■ WRITTEN PROBLEM:
Copy out the records in full, word for word, without pictures.

[Begin DATA RECORDS]

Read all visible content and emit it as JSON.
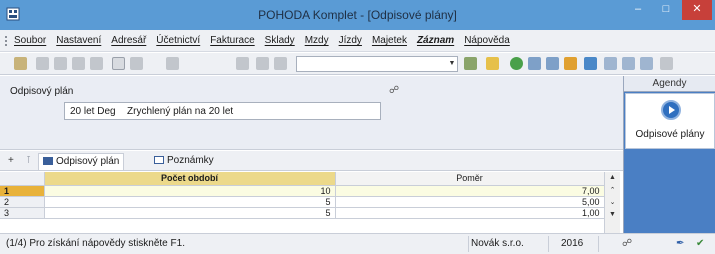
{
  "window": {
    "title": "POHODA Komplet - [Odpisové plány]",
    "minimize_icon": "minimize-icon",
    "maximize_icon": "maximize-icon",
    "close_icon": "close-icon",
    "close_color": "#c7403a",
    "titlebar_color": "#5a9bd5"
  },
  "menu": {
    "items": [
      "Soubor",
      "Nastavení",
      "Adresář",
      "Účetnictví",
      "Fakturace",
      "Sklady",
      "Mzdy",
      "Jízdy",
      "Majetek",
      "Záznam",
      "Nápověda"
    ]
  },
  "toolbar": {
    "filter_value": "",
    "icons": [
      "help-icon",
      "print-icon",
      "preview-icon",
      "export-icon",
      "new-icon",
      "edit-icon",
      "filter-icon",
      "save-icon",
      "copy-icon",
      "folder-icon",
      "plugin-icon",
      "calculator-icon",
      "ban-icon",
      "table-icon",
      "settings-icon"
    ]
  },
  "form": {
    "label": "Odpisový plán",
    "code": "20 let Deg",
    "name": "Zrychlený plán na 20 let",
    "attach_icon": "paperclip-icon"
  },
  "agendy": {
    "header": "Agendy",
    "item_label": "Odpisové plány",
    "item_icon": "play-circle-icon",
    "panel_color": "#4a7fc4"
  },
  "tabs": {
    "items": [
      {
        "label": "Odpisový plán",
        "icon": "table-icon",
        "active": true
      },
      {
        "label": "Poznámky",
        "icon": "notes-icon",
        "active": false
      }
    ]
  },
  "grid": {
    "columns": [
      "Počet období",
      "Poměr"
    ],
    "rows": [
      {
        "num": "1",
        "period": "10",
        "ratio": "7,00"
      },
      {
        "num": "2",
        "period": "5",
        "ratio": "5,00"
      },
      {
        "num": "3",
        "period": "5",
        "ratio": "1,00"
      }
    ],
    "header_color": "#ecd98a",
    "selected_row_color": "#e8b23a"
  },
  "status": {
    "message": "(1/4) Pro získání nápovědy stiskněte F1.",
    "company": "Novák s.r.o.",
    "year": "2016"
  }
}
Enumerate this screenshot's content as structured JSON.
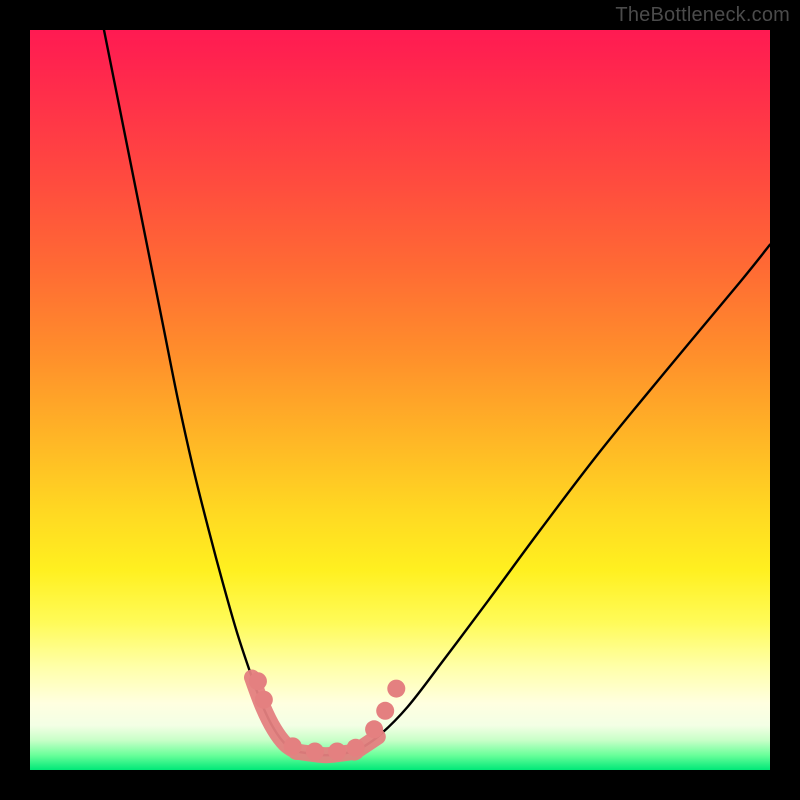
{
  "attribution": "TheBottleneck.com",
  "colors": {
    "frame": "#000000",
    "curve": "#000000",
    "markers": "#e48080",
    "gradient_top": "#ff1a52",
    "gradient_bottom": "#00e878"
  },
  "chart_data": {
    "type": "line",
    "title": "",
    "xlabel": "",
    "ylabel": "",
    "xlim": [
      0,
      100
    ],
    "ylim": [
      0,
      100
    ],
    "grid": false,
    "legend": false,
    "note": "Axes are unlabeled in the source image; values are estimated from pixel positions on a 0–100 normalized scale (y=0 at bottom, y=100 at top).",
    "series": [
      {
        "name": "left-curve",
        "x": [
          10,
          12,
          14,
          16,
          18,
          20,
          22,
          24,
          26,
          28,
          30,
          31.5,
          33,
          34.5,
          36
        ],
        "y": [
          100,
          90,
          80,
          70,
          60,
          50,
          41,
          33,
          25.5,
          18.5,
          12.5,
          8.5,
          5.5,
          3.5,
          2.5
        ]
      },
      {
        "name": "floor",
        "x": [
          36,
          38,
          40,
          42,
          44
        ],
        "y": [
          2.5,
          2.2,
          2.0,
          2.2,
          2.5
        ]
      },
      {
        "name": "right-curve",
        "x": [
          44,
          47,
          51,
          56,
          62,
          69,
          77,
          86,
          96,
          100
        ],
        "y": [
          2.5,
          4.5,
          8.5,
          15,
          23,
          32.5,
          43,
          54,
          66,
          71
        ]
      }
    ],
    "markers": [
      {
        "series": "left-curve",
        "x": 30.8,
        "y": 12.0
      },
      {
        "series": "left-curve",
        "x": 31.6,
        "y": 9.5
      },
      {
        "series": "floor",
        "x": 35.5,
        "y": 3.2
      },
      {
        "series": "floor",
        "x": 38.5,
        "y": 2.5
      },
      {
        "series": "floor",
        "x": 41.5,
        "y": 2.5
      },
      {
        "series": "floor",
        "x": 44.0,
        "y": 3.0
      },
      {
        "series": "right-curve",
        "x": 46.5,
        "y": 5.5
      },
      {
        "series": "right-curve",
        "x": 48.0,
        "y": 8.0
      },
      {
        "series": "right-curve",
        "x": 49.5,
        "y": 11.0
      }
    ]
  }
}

[End DATA RECORDS]

■ RESULT:
Read all visible content and emit it as JSON.
{
  "window": {
    "title": "POHODA Komplet - [Odpisové plány]",
    "minimize_icon": "minimize-icon",
    "maximize_icon": "maximize-icon",
    "close_icon": "close-icon",
    "close_color": "#c7403a",
    "titlebar_color": "#5a9bd5"
  },
  "menu": {
    "items": [
      "Soubor",
      "Nastavení",
      "Adresář",
      "Účetnictví",
      "Fakturace",
      "Sklady",
      "Mzdy",
      "Jízdy",
      "Majetek",
      "Záznam",
      "Nápověda"
    ]
  },
  "toolbar": {
    "filter_value": "",
    "icons": [
      "help-icon",
      "print-icon",
      "preview-icon",
      "export-icon",
      "new-icon",
      "edit-icon",
      "filter-icon",
      "save-icon",
      "copy-icon",
      "folder-icon",
      "plugin-icon",
      "calculator-icon",
      "ban-icon",
      "table-icon",
      "settings-icon"
    ]
  },
  "form": {
    "label": "Odpisový plán",
    "code": "20 let Deg",
    "name": "Zrychlený plán na 20 let",
    "attach_icon": "paperclip-icon"
  },
  "agendy": {
    "header": "Agendy",
    "item_label": "Odpisové plány",
    "item_icon": "play-circle-icon",
    "panel_color": "#4a7fc4"
  },
  "tabs": {
    "items": [
      {
        "label": "Odpisový plán",
        "icon": "table-icon",
        "active": true
      },
      {
        "label": "Poznámky",
        "icon": "notes-icon",
        "active": false
      }
    ]
  },
  "grid": {
    "columns": [
      "Počet období",
      "Poměr"
    ],
    "rows": [
      {
        "num": "1",
        "period": "10",
        "ratio": "7,00"
      },
      {
        "num": "2",
        "period": "5",
        "ratio": "5,00"
      },
      {
        "num": "3",
        "period": "5",
        "ratio": "1,00"
      }
    ],
    "header_color": "#ecd98a",
    "selected_row_color": "#e8b23a"
  },
  "status": {
    "message": "(1/4) Pro získání nápovědy stiskněte F1.",
    "company": "Novák s.r.o.",
    "year": "2016"
  }
}
Enumerate this screenshot's content as structured JSON.
{
  "attribution": "TheBottleneck.com",
  "colors": {
    "frame": "#000000",
    "curve": "#000000",
    "markers": "#e48080",
    "gradient_top": "#ff1a52",
    "gradient_bottom": "#00e878"
  },
  "chart_data": {
    "type": "line",
    "title": "",
    "xlabel": "",
    "ylabel": "",
    "xlim": [
      0,
      100
    ],
    "ylim": [
      0,
      100
    ],
    "grid": false,
    "legend": false,
    "note": "Axes are unlabeled in the source image; values are estimated from pixel positions on a 0–100 normalized scale (y=0 at bottom, y=100 at top).",
    "series": [
      {
        "name": "left-curve",
        "x": [
          10,
          12,
          14,
          16,
          18,
          20,
          22,
          24,
          26,
          28,
          30,
          31.5,
          33,
          34.5,
          36
        ],
        "y": [
          100,
          90,
          80,
          70,
          60,
          50,
          41,
          33,
          25.5,
          18.5,
          12.5,
          8.5,
          5.5,
          3.5,
          2.5
        ]
      },
      {
        "name": "floor",
        "x": [
          36,
          38,
          40,
          42,
          44
        ],
        "y": [
          2.5,
          2.2,
          2.0,
          2.2,
          2.5
        ]
      },
      {
        "name": "right-curve",
        "x": [
          44,
          47,
          51,
          56,
          62,
          69,
          77,
          86,
          96,
          100
        ],
        "y": [
          2.5,
          4.5,
          8.5,
          15,
          23,
          32.5,
          43,
          54,
          66,
          71
        ]
      }
    ],
    "markers": [
      {
        "series": "left-curve",
        "x": 30.8,
        "y": 12.0
      },
      {
        "series": "left-curve",
        "x": 31.6,
        "y": 9.5
      },
      {
        "series": "floor",
        "x": 35.5,
        "y": 3.2
      },
      {
        "series": "floor",
        "x": 38.5,
        "y": 2.5
      },
      {
        "series": "floor",
        "x": 41.5,
        "y": 2.5
      },
      {
        "series": "floor",
        "x": 44.0,
        "y": 3.0
      },
      {
        "series": "right-curve",
        "x": 46.5,
        "y": 5.5
      },
      {
        "series": "right-curve",
        "x": 48.0,
        "y": 8.0
      },
      {
        "series": "right-curve",
        "x": 49.5,
        "y": 11.0
      }
    ]
  }
}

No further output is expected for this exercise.